## [Stated problem 1]
Decide whether each statement below, (a), (b) and (c), agrees with the post on shell scripting in Clojure. For each one, answer yes or no and quote the words of the post that decide it.
(a) The first version of the script wrote its results into a file.
(b) In the second version, the input directory is stored in a var using def.
(c) The default location of the result files is 'test/system/results'.
*** Excerpted text ***
Shell scripting in Clojure part 2: A concrete example

This is a follow-up to “Shell scripting with Clojure“, which described how to make Clojure scripts easily runnable from the command line. In this part I would like to show the actual script we came up with @hanneshaataja in our afterwork Clojure session.

After taking a second look at the script few days after the session though, I realized that it was pretty damn ugly. We had naturally ran with the first thing that worked in the quick hackathon, so I wanted to refactor it quite a bit before posting it here for all to see. However I think it might Be interesting to show both the original and improved versions and see how they differ.

Purpose of the script

As a recap from the previous post, the purpose of the script was to go through a directory containing test result files generated by the Selenium testing framework and output the names of every failed test case.

Each test result file is an HTML document that contains a summary table that lists the test cases in a particular test suite. Rows of failed test cases have a “status_failed” HTML class attribute:

<tr class="status_failed"><td><a href="#testresult1">TestCaseX</a></td></tr>

So, the script should just go through each file, find the rows with the class status_failed and pick up the test case names which are nested in the <td> and <a> elements.

Version 1 – Not like this

Here is the first version of the script. Now my sense of what is idiomatic Clojure is not very strong yet, but I’m pretty sure this is not proper. After the code I’ll list what I thought was wrong with it.

(By the way, I’m posting the code as embedded Gists because the Clojure syntax highlighting of WordPress doesn’t seem to work that well. Especially the comments are annoying some as some words get highlighted. Unfortunately some content aggregators like Planet Clojure don’t seem to show to display Gists)

My first problem with the first version was that it wrote the results into a file. Since this is a command-line script it makes more sense to write the results into standard output so that the user of the script can then decide what to do with the results: write them to a file or e.g. pipe them to another program.

Secondly the code itself feels pretty imperative, reflecting our non-FP-mindset: first we set up “variables” like input-dir and files with def, then iterate over the files and do something with them. I guess this is not a big problem in a quick one-off script like this but I nevertheless wanted try to rewrite it in a more functional way.

Third small issue was that the script would try to parse any file in the directory it was given whether they were HTML files or not. In our case the directory always contains only html files but it would be nice to have at least some sanity checking there.

Version 2 – Better I hope

The second version feels more idiomatic. The input directory and the files are no longer stored into a var using def, instead everything is a function.

Let’s go through the parts of the script in more detail:

(defn run
  "Finds and prints the names of failed test cases from the Selenium result
   files in the user provided or default directory"
  []
  (doseq
      [failed-test-case
       (->> (result-file-loc) (read-html-files) (find-failed-tests))]
    (println failed-test-case)))

The goal of the script is achieved by the subsequent calls of the following three functions, always passing the result of one to the next:

  • result-file-loc returns the directory of the files to read, which is passed to read-html-files
  • read-html-files creates a file seq of the HTML files in the directory and passes the sequence to find-failed-tests
  • find-failed-tests extracts the failed test case names from each file and returns them in a collection

The wrapping doseq iterates over each test case file name and prints it out.

Here are the individual functions in more detail:

(defn result-file-loc
  "Returns the location of the result files (either provided as the first
   command line argument or a default value of 'test/system/results'"
  []
  (let [first-cmd-line-arg (second *command-line-args*)]

    (if (or
         (nil? first-cmd-line-arg)
*** Data to process ***
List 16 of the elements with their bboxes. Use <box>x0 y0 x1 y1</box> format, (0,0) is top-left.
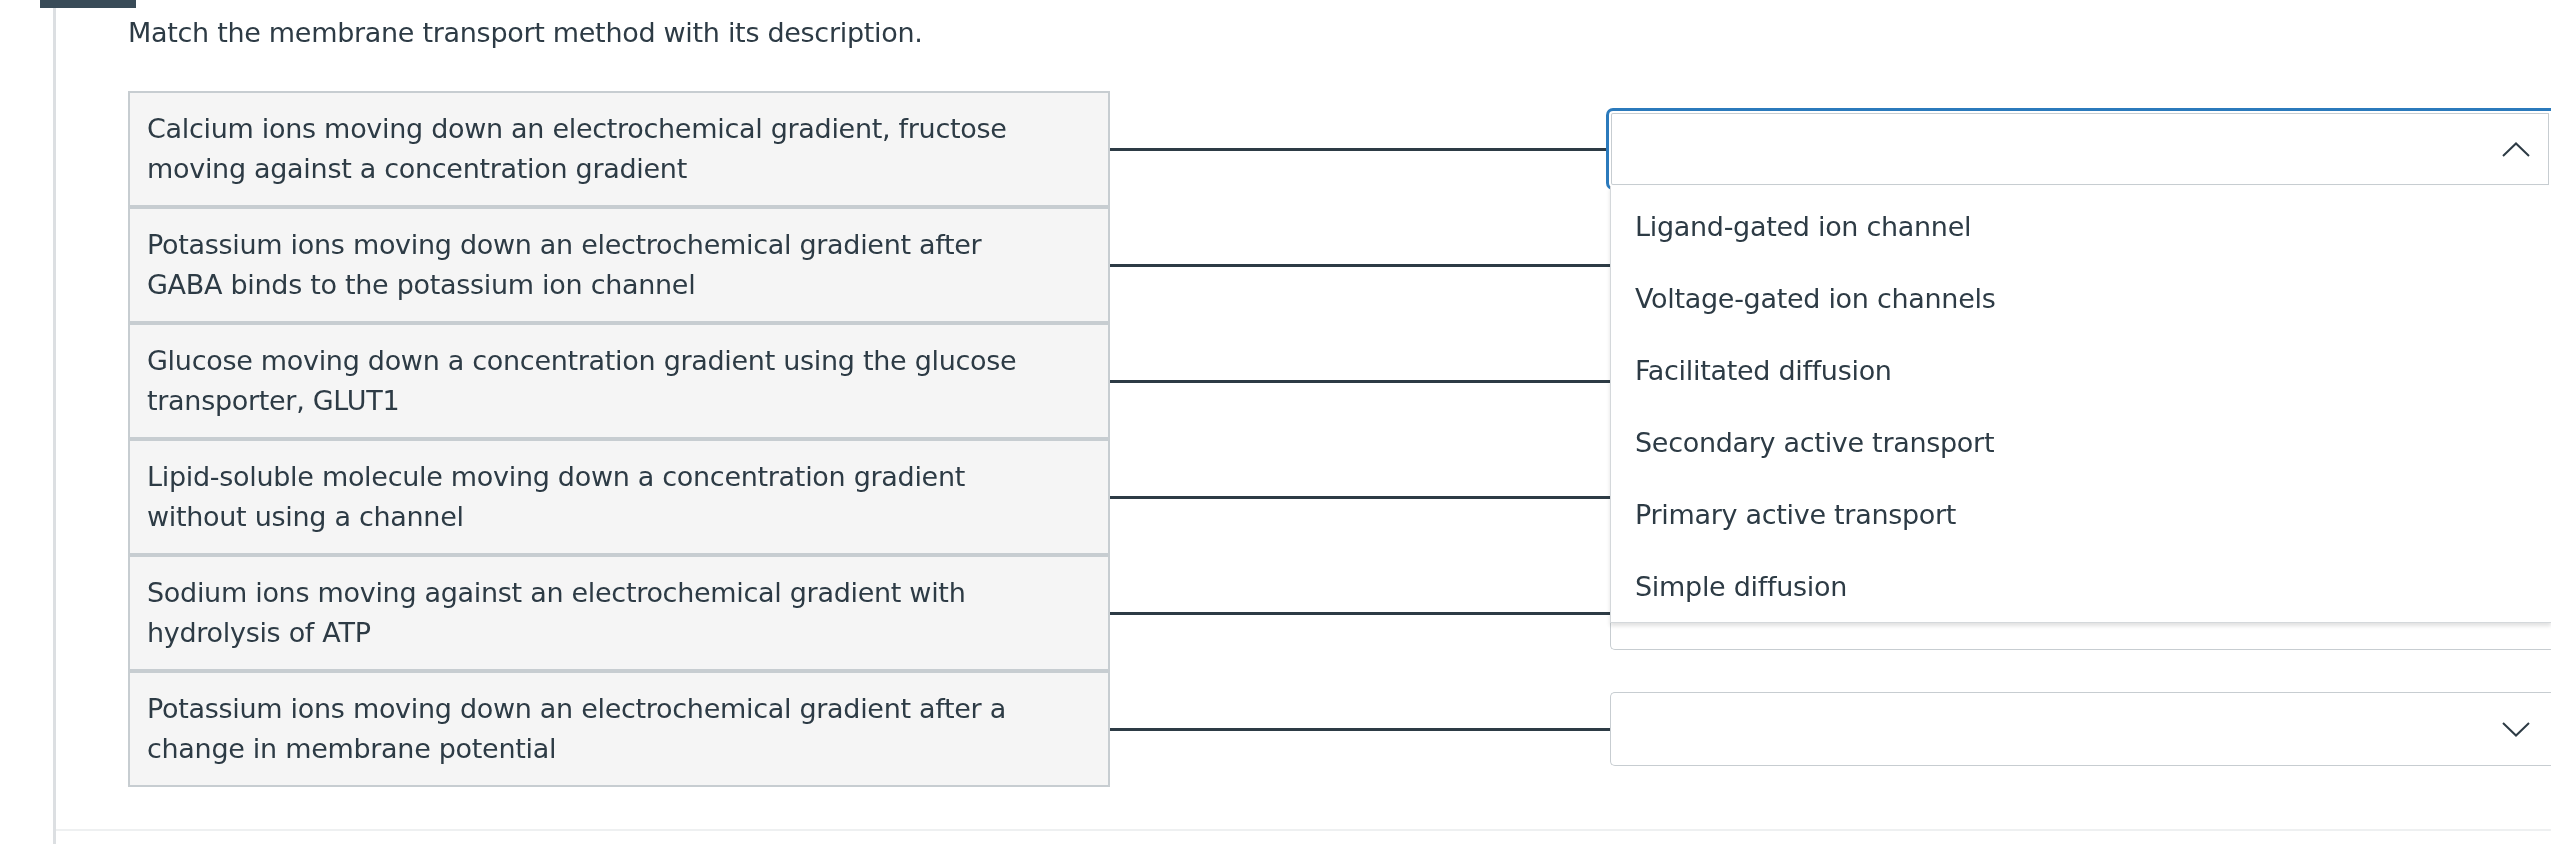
question-text: Match the membrane transport method with its description. <box>128 16 924 50</box>
dropdown-option[interactable]: Facilitated diffusion <box>1611 334 2551 406</box>
chevron-up-icon <box>2502 141 2530 157</box>
description-card: Potassium ions moving down an electrochemical gradient after GABA binds to the potassium ion channel <box>128 207 1110 323</box>
chevron-down-icon <box>2502 721 2530 737</box>
dropdown-option[interactable]: Secondary active transport <box>1611 406 2551 478</box>
description-card: Calcium ions moving down an electrochemical gradient, fructose moving against a concentration gradient <box>128 91 1110 207</box>
dropdown-option[interactable]: Primary active transport <box>1611 478 2551 550</box>
description-card: Potassium ions moving down an electrochemical gradient after a change in membrane potential <box>128 671 1110 787</box>
description-card: Glucose moving down a concentration gradient using the glucose transporter, GLUT1 <box>128 323 1110 439</box>
dropdown-option[interactable]: Ligand-gated ion channel <box>1611 190 2551 262</box>
description-card: Sodium ions moving against an electrochemical gradient with hydrolysis of ATP <box>128 555 1110 671</box>
answer-dropdown[interactable] <box>1606 108 2551 190</box>
dropdown-option[interactable]: Simple diffusion <box>1611 550 2551 622</box>
description-card: Lipid-soluble molecule moving down a concentration gradient without using a channel <box>128 439 1110 555</box>
dropdown-option[interactable]: Voltage-gated ion channels <box>1611 262 2551 334</box>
***
## [Stated problem 2]
In the records, substitute "Passive diffusion" for "Facilitated diffusion" in the lines starting at the one containing "question-text: Match the" and ending at the one containing "dropdown-option[interactable]: Secondary active". Give only those lines, with everything else unchanged.

## [Correct answer 1]
(a) Yes: "My first problem with the first version was that it wrote the results into a file."
(b) No: "The input directory and the files are no longer stored into a var using def, instead everything is a function."
(c) Yes: "a default value of 'test/system/results'"

## [Correct answer 2]
question-text: Match the membrane transport method with its description. <box>128 16 924 50</box>
dropdown-option[interactable]: Passive diffusion <box>1611 334 2551 406</box>
chevron-up-icon <box>2502 141 2530 157</box>
description-card: Potassium ions moving down an electrochemical gradient after GABA binds to the potassium ion channel <box>128 207 1110 323</box>
chevron-down-icon <box>2502 721 2530 737</box>
dropdown-option[interactable]: Secondary active transport <box>1611 406 2551 478</box>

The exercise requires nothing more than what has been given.